WHAT YOU WILL DO:
Gather each line in the entries that includes the string "назад".

EXTRACTED INFORMATION:
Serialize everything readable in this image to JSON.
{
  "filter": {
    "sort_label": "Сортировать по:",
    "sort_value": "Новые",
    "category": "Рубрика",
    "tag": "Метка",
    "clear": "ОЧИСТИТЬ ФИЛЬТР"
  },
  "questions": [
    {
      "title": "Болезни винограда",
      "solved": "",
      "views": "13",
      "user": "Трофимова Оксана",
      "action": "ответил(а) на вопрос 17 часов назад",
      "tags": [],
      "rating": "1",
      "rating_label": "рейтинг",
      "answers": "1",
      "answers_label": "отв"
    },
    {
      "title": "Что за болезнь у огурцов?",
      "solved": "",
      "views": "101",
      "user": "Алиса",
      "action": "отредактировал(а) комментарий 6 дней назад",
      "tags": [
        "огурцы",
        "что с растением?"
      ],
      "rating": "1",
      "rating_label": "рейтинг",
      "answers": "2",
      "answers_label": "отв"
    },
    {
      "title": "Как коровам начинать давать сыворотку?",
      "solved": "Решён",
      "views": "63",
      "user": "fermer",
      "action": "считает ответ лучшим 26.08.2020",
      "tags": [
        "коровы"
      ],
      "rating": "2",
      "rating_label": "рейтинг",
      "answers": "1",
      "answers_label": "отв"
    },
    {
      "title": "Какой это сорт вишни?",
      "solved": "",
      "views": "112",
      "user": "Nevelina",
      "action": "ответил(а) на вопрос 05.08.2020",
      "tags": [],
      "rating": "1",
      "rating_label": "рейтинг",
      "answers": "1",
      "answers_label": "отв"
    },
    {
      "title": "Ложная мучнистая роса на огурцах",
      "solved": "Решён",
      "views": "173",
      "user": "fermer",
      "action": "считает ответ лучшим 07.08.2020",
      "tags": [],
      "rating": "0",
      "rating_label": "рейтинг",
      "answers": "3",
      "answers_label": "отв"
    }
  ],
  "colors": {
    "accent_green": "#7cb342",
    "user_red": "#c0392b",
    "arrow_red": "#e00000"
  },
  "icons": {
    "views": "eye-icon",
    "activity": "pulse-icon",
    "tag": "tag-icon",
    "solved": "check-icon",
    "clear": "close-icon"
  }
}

THE SOLUTION:
      "action": "ответил(а) на вопрос 17 часов назад",
      "action": "отредактировал(а) комментарий 6 дней назад",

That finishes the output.